Entries shown |
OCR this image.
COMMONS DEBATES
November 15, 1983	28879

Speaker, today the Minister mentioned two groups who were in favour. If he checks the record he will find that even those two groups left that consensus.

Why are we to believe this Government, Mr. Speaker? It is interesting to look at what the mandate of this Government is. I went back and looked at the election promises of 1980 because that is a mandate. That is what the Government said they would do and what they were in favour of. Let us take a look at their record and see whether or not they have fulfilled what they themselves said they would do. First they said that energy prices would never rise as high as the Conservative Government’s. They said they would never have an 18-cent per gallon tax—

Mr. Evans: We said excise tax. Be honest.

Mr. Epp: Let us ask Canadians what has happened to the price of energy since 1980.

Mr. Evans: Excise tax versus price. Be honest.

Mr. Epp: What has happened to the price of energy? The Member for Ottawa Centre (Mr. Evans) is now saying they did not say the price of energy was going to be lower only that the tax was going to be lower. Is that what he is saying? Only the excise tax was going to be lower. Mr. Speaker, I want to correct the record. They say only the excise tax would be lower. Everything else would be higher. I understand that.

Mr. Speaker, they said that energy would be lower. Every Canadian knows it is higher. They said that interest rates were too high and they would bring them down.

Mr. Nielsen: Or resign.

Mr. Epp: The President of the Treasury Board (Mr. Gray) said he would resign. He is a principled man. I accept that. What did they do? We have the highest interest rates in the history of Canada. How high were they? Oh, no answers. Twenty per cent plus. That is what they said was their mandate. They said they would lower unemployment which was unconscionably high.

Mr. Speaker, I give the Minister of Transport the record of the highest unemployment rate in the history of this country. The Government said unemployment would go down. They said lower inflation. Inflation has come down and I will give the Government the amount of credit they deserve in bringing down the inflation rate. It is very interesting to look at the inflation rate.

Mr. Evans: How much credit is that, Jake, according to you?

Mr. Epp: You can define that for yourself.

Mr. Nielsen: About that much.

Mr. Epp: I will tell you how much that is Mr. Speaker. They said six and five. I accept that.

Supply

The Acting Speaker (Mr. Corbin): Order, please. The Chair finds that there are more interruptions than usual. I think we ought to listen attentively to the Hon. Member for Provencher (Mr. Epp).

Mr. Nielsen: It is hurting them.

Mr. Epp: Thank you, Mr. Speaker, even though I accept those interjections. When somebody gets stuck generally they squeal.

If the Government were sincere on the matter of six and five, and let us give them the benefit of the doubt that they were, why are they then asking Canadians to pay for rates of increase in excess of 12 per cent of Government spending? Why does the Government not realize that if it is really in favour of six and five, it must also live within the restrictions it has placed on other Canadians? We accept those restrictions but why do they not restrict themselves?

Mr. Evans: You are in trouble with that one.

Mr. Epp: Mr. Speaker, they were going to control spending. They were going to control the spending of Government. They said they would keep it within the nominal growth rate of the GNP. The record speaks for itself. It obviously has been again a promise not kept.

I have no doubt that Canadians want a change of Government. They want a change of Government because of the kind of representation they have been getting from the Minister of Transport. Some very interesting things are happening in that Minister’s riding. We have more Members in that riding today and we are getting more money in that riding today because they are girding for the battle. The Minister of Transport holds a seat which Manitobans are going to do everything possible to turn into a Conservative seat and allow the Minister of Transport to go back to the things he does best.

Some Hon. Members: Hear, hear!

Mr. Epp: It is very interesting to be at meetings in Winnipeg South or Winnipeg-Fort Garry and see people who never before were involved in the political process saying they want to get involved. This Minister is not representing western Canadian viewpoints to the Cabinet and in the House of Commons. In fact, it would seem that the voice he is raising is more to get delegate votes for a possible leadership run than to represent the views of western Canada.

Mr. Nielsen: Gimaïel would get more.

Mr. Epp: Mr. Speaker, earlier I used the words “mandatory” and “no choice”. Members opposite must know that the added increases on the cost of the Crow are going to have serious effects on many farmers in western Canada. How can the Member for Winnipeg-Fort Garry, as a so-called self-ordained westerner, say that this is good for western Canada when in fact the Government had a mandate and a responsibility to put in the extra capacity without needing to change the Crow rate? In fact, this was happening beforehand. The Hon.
---
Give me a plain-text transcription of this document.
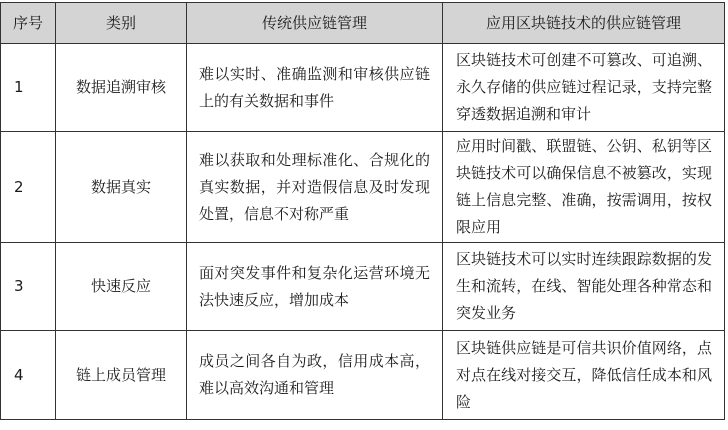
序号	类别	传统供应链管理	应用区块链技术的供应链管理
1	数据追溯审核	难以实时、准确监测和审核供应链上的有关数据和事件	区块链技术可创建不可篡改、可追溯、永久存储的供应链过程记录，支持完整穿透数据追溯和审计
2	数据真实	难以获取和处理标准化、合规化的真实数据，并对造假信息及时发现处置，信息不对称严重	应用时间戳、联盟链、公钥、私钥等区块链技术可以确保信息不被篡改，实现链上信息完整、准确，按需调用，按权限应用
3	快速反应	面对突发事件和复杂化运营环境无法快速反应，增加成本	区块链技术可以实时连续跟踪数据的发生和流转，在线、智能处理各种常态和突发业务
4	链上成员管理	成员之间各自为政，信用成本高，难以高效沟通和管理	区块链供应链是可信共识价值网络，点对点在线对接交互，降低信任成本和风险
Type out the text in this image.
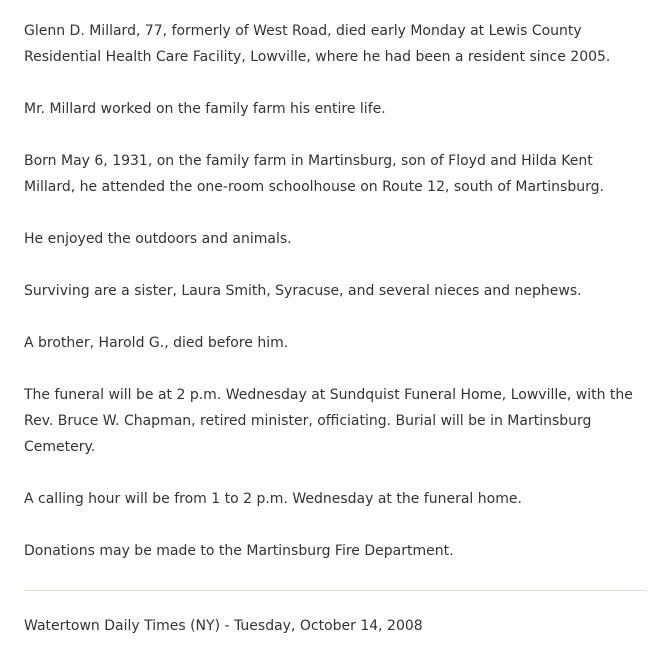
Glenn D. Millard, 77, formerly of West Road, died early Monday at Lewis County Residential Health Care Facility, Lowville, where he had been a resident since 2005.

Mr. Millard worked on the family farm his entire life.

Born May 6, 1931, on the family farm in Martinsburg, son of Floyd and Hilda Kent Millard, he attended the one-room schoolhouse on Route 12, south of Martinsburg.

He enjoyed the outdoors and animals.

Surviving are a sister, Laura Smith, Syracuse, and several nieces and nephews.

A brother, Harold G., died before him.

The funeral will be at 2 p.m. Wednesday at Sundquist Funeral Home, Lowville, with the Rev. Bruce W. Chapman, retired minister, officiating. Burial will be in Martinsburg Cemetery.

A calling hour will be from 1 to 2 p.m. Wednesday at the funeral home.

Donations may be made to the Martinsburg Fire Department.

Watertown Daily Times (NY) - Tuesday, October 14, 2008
...
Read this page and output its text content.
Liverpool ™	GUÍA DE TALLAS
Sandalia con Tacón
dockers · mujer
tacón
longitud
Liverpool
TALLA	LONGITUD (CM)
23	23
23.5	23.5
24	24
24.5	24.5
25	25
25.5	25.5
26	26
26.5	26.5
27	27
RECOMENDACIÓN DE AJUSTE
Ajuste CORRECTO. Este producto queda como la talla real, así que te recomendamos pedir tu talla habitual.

What this task involves |
Which lines hold the word "Liverpool"? Return all of them from the records above.

Full output |
Liverpool ™	GUÍA DE TALLAS
Liverpool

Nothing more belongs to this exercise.